State the number of lines in the material below that have "Battery" in them, without any other text.
══════
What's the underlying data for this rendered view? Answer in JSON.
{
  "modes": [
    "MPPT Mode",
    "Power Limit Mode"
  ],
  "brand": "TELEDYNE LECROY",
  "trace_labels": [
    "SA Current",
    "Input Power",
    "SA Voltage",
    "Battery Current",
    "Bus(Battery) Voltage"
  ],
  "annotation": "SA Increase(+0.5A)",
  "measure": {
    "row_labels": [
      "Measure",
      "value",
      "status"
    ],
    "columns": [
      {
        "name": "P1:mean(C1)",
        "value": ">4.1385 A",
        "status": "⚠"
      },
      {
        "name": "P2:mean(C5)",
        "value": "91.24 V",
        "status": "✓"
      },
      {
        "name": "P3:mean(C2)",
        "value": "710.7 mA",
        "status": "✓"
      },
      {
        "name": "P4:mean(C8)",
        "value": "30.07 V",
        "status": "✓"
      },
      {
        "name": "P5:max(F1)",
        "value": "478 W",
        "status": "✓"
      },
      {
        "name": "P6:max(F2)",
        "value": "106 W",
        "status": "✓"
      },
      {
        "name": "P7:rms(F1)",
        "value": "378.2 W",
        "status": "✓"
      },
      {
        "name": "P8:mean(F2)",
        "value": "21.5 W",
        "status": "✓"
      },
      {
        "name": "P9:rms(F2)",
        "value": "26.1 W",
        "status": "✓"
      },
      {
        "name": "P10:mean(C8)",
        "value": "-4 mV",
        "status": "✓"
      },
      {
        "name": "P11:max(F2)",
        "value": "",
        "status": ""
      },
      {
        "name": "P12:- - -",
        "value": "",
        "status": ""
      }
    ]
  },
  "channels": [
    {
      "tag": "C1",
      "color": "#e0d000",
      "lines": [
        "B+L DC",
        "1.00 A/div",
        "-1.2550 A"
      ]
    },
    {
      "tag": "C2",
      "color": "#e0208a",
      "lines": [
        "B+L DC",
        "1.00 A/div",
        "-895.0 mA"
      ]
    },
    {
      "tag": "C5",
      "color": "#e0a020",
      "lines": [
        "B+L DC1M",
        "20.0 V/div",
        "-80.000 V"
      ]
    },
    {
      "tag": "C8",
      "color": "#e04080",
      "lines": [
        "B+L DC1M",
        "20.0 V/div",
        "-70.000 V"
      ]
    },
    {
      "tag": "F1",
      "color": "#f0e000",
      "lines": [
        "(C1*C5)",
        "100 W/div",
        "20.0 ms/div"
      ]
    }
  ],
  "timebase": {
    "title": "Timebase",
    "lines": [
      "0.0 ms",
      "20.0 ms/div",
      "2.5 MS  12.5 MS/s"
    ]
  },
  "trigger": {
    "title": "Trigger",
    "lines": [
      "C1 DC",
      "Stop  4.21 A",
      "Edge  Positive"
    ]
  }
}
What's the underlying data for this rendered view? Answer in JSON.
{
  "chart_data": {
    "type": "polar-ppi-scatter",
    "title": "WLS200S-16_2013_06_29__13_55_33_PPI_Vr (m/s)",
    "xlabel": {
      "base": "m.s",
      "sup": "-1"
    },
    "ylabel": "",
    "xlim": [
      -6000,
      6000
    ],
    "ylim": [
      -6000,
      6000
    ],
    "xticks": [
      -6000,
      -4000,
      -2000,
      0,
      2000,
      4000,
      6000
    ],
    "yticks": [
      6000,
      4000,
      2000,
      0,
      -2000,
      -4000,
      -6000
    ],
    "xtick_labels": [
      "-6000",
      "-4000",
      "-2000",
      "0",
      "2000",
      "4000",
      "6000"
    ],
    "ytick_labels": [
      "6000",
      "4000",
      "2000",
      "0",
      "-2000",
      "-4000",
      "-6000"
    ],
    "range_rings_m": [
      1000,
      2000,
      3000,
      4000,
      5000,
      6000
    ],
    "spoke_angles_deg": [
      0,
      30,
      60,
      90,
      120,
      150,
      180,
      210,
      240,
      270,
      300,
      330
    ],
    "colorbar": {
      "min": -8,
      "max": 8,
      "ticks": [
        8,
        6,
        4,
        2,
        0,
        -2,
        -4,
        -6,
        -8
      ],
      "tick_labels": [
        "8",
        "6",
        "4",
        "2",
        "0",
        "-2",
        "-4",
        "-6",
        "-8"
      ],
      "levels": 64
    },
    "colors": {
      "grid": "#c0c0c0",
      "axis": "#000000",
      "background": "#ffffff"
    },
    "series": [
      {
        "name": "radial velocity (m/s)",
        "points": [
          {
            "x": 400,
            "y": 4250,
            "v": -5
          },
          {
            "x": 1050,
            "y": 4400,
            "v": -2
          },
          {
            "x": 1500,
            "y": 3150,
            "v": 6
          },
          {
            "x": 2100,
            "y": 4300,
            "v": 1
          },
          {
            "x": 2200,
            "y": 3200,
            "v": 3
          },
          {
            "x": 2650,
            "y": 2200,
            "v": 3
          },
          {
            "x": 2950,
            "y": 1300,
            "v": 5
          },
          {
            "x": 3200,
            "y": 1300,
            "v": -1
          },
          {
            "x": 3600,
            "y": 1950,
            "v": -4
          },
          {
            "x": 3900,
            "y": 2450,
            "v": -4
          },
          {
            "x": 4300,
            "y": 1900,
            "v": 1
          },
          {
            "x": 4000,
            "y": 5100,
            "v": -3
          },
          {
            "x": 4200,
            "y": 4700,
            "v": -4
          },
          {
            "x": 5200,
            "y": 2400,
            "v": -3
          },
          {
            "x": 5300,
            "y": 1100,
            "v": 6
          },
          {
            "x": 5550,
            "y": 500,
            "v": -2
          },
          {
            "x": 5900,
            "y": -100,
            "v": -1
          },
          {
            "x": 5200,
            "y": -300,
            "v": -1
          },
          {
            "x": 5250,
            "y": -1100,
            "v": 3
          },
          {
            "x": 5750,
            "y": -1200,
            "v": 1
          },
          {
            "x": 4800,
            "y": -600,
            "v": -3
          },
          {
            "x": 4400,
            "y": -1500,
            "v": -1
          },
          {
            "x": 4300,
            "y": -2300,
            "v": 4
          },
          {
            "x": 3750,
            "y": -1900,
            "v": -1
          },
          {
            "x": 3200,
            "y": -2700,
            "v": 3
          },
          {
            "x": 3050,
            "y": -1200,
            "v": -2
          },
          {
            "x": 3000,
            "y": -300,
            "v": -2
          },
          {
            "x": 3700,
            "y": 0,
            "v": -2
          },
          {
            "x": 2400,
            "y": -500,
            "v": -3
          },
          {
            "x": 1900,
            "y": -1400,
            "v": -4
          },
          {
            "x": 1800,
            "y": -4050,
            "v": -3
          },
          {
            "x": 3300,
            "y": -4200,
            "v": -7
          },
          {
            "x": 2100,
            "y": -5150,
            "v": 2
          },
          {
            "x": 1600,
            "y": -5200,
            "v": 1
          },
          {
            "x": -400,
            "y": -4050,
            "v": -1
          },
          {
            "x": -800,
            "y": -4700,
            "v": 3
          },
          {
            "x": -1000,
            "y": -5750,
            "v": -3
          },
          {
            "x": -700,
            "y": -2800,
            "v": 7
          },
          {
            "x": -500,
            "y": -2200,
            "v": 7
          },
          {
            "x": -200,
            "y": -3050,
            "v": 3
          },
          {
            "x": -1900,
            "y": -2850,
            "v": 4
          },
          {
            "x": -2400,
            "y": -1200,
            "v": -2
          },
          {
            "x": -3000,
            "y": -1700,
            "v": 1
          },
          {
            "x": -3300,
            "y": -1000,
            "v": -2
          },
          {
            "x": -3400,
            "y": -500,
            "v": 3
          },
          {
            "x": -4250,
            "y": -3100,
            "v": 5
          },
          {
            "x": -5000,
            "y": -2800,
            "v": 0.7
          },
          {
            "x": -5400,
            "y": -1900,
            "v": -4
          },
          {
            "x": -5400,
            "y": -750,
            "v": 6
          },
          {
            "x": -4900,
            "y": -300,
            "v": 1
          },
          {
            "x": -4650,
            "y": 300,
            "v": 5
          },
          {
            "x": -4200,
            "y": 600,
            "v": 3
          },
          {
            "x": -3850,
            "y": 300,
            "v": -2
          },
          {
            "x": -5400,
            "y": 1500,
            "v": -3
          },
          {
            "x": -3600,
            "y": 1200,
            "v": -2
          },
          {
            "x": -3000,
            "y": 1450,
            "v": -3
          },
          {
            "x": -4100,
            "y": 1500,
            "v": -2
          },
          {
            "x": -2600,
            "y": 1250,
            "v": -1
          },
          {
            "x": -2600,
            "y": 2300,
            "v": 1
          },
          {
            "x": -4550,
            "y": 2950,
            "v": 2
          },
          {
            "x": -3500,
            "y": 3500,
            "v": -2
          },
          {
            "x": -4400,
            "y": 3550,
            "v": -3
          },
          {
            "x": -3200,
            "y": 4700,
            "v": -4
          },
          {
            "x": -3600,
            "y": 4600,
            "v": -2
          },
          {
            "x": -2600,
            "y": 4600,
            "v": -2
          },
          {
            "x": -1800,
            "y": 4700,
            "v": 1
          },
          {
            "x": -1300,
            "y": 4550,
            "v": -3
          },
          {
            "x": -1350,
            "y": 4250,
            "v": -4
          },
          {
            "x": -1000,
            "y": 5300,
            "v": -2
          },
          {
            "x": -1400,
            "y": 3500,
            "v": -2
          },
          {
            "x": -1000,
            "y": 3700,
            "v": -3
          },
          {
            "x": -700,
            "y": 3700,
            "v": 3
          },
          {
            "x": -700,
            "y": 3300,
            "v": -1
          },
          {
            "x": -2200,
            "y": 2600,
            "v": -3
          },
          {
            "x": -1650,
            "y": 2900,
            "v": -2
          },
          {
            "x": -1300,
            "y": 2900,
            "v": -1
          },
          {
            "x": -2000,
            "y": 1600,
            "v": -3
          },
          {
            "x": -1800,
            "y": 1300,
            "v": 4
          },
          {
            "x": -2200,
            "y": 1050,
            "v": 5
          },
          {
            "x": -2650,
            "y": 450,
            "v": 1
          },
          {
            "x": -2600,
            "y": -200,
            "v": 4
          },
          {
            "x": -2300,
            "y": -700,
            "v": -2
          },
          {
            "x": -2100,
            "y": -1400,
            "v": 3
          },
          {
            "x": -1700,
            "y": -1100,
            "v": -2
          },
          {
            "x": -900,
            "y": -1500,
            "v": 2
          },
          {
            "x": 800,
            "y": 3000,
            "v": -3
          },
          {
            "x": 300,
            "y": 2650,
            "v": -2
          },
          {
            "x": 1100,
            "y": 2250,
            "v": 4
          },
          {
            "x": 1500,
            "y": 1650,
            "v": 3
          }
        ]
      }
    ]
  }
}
══════
** Problem solution **
2